### Directions for this task
Note each line where "TetherUS" appears, and copy it.

(Extracts from a graphics dataset)
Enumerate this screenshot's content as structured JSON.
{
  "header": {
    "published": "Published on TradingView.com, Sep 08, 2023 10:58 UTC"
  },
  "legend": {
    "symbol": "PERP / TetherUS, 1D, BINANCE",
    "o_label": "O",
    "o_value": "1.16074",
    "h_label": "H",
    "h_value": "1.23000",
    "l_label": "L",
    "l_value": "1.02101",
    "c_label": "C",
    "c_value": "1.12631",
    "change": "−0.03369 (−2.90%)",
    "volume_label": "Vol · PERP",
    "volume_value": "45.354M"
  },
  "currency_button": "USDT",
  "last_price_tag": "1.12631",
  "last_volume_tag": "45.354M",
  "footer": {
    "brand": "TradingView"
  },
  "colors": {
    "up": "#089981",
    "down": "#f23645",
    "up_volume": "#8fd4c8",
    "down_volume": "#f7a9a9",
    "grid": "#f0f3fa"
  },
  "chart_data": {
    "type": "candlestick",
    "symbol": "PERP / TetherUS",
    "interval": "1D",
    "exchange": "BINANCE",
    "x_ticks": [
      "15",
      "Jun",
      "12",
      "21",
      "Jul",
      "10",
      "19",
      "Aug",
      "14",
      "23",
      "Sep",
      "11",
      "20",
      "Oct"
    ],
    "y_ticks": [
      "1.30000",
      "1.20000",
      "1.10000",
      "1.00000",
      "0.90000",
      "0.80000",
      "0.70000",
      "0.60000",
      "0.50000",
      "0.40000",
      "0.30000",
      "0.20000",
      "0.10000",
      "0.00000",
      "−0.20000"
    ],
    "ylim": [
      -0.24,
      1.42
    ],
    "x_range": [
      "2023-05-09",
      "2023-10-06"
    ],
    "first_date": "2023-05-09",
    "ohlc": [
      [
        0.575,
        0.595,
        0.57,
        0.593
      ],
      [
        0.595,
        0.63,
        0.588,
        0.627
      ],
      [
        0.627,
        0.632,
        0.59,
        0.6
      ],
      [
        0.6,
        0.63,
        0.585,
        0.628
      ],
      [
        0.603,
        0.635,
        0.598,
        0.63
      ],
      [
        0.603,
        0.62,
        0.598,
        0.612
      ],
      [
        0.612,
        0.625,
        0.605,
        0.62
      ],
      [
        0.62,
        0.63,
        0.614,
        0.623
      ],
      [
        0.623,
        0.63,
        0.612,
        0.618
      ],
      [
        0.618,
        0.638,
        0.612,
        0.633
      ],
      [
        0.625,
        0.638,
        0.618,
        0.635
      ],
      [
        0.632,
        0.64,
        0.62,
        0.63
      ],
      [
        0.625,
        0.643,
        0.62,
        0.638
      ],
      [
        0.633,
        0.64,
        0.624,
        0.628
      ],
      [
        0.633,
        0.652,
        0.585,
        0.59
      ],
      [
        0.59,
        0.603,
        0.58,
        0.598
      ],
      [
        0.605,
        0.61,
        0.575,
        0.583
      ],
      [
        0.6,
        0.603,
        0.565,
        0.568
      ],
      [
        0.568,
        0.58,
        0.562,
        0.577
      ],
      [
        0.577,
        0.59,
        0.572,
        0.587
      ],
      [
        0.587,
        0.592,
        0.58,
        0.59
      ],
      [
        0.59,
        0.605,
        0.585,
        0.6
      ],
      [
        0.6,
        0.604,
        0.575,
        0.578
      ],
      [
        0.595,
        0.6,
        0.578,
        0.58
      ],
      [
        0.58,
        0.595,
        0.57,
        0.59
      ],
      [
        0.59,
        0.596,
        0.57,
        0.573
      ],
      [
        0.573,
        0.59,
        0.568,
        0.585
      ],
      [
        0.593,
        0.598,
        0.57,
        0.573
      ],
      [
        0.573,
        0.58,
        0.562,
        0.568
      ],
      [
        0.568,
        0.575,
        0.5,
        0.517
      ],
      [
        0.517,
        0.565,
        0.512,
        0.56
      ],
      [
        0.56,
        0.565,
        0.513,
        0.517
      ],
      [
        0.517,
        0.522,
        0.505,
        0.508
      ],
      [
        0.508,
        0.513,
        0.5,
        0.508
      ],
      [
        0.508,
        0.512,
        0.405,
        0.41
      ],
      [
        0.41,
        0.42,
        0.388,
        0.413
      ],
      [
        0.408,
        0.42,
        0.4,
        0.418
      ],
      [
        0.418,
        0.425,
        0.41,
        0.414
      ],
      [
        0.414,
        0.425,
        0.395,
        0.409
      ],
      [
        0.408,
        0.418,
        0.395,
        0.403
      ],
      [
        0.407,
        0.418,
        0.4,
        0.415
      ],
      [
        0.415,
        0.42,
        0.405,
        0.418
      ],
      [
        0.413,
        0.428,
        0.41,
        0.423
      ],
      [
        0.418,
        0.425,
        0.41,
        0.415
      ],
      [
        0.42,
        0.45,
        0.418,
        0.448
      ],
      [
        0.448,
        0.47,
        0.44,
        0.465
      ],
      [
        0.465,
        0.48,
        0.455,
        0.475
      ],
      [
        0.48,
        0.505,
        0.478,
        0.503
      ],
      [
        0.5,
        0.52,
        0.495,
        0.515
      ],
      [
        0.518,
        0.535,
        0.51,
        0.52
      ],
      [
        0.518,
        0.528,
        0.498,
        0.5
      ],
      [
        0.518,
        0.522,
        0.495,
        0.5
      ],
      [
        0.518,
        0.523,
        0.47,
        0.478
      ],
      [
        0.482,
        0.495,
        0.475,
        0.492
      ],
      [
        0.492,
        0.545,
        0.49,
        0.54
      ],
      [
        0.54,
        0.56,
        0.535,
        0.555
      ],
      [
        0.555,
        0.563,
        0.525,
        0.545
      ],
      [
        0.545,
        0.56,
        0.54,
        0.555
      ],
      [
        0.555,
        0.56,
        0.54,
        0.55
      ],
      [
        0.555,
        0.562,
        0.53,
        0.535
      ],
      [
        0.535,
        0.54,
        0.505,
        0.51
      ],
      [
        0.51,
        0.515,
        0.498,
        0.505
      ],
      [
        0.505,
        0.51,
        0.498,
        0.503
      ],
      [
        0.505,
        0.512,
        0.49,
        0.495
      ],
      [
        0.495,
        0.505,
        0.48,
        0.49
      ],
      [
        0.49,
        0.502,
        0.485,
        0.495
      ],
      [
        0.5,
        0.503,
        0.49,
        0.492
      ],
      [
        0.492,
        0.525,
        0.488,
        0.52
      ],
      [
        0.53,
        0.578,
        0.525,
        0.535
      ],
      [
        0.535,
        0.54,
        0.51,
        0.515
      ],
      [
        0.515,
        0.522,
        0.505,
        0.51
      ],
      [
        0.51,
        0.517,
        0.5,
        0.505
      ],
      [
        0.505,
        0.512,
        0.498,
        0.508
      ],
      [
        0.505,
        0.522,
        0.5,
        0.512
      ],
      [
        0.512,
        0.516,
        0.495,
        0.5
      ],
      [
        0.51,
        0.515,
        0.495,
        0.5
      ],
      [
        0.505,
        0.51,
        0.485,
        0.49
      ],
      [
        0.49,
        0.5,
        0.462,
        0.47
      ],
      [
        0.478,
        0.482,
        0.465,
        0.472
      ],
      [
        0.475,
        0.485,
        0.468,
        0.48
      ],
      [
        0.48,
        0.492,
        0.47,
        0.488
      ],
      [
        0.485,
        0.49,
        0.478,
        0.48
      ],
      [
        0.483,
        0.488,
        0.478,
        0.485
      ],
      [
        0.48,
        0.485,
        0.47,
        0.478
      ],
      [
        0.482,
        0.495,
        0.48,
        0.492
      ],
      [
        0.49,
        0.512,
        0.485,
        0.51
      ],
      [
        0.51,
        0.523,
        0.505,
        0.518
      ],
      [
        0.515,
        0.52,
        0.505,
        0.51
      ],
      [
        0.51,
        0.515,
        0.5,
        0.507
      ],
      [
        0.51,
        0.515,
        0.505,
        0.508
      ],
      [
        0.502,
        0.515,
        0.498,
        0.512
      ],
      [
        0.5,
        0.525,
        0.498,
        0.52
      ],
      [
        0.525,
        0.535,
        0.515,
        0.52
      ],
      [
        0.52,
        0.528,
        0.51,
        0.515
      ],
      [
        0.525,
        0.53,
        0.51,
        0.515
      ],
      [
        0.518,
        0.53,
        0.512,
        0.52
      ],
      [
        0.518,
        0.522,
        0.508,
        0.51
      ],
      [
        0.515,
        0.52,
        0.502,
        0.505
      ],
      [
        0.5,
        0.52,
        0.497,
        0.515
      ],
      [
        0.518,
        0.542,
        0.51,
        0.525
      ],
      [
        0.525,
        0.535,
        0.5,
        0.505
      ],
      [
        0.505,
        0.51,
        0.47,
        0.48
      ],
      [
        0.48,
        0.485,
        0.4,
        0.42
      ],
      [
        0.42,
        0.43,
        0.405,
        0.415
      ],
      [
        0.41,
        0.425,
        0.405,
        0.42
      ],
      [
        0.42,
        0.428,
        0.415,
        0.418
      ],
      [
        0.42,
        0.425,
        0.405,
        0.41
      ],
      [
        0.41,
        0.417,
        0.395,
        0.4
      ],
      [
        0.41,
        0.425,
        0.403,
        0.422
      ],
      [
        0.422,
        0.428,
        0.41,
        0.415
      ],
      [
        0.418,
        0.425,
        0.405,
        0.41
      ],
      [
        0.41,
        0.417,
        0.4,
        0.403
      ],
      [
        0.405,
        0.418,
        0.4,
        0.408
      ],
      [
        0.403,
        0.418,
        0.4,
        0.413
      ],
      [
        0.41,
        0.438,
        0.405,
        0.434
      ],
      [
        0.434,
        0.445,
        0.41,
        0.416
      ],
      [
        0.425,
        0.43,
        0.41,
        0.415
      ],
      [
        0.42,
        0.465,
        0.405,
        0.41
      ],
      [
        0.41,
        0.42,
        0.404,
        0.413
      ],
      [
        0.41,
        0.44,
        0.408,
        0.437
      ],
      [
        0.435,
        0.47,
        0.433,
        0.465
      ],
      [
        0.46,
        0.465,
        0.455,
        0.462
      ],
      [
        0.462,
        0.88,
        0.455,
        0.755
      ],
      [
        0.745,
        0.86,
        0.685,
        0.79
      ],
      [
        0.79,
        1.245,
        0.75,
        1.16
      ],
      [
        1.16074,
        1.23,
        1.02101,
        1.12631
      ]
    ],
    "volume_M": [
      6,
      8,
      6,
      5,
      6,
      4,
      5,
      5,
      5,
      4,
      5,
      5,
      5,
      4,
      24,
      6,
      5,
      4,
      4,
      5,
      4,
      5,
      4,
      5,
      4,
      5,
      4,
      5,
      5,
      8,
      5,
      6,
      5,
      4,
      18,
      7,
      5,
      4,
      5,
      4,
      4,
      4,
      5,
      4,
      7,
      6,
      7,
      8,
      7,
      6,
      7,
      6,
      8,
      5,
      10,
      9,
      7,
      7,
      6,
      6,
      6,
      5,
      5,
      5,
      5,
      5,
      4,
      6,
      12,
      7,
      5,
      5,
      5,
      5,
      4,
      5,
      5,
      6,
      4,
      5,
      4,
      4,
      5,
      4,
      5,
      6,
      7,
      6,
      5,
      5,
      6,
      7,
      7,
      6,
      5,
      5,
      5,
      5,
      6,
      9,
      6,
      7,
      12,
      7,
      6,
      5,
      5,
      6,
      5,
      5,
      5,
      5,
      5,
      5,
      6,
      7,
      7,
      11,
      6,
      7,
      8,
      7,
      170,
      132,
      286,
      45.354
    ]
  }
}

### Task output
    "symbol": "PERP / TetherUS, 1D, BINANCE",
    "symbol": "PERP / TetherUS",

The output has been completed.